_PROBLEM TO SOLVE_
How many of these lines hold the string "beans"? Answer with the number only.

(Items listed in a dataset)
BEGIN

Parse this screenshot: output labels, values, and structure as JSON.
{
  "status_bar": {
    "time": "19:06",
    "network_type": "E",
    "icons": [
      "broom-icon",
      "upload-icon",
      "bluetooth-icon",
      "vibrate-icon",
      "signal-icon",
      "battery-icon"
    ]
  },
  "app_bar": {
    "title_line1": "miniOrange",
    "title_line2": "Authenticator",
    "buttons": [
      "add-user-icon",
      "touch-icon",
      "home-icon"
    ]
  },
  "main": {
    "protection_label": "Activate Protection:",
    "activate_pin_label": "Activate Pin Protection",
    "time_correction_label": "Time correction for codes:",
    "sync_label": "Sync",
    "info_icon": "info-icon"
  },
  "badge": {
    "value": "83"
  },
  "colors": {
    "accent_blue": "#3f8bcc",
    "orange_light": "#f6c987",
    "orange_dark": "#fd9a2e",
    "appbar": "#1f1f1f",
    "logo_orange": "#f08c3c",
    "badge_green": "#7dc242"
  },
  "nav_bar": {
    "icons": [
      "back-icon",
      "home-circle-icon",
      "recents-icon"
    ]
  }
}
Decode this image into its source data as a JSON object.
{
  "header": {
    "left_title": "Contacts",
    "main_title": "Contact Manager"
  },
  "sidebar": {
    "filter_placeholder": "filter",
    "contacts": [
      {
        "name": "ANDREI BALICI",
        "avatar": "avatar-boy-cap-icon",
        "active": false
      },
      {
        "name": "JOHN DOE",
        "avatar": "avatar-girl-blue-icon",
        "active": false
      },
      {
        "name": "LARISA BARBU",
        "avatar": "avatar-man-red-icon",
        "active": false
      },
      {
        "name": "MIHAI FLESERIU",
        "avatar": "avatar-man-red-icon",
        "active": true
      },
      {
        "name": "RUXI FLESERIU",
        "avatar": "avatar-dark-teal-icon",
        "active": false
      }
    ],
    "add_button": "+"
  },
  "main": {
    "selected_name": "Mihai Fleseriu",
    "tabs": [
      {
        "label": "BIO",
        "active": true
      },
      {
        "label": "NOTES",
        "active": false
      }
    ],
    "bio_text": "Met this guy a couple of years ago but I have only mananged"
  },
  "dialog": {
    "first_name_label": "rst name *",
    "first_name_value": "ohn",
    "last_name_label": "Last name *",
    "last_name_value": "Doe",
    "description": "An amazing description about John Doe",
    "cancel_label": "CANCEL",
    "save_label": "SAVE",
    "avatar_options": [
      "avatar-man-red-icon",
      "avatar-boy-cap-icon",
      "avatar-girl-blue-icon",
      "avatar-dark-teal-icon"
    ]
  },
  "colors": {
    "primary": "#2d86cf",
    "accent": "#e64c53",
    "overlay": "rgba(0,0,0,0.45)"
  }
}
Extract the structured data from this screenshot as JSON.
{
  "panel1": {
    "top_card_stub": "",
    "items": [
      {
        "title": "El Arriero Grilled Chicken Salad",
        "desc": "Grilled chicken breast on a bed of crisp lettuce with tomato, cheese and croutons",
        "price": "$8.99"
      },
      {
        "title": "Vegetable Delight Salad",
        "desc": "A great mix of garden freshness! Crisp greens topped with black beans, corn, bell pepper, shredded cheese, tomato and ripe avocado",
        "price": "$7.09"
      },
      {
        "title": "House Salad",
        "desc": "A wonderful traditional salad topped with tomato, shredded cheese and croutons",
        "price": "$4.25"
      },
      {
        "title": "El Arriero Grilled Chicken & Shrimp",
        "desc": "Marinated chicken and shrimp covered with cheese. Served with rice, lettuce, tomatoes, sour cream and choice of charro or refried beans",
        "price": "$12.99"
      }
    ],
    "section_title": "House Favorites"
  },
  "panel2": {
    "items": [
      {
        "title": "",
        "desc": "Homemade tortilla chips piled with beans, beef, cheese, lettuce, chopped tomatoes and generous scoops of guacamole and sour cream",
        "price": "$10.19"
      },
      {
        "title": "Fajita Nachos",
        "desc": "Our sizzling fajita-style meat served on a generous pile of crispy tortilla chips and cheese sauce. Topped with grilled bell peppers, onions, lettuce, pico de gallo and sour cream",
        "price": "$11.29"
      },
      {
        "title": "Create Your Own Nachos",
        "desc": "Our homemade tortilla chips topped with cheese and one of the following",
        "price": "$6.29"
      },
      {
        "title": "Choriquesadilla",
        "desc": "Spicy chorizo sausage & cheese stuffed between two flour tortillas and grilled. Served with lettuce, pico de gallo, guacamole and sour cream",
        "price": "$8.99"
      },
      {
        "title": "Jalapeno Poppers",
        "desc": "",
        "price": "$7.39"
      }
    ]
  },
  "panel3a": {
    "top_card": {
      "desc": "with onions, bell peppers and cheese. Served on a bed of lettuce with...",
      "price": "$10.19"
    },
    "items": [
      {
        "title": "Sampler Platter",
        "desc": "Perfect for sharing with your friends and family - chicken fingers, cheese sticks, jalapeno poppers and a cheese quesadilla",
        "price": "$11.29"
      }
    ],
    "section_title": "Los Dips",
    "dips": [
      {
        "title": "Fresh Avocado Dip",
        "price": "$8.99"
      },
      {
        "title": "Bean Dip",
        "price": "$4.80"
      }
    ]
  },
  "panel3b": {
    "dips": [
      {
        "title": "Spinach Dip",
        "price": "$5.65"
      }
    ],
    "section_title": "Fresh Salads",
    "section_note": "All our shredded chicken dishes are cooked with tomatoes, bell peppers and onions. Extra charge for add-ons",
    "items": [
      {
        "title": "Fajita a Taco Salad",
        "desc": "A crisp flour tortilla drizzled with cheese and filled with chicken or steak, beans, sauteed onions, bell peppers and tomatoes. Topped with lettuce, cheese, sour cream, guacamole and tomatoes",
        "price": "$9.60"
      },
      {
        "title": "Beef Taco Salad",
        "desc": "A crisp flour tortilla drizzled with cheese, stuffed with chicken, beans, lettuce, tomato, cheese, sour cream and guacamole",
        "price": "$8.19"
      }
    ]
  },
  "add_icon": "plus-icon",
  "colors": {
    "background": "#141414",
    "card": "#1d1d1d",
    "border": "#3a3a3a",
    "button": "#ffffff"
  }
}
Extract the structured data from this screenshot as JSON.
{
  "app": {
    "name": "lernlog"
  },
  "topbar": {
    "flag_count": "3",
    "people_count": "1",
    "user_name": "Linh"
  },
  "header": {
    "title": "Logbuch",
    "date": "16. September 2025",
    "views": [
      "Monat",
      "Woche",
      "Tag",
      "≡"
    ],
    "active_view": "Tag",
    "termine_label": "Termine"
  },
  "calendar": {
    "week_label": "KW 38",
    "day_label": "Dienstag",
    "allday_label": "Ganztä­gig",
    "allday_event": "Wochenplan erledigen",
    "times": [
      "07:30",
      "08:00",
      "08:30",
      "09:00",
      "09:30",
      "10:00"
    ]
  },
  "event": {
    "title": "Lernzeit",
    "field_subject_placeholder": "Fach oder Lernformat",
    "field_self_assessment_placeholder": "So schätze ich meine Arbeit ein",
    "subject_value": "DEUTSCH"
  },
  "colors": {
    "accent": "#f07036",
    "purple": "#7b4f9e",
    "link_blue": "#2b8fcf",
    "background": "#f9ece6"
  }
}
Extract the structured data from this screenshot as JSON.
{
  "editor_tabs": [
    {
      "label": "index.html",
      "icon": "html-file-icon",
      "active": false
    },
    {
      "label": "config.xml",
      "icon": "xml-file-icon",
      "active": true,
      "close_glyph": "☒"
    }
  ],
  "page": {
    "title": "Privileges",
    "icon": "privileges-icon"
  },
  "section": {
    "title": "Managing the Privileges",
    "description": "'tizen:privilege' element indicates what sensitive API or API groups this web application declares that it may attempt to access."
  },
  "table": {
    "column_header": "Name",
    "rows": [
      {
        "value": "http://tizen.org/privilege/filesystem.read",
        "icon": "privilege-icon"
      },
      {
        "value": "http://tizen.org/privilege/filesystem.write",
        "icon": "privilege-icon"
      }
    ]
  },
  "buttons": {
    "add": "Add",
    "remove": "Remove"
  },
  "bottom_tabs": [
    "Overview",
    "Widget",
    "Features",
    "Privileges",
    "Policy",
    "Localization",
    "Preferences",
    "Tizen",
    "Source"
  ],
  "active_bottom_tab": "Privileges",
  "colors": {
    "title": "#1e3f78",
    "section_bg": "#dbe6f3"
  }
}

END

_TASK SOLUTION_
5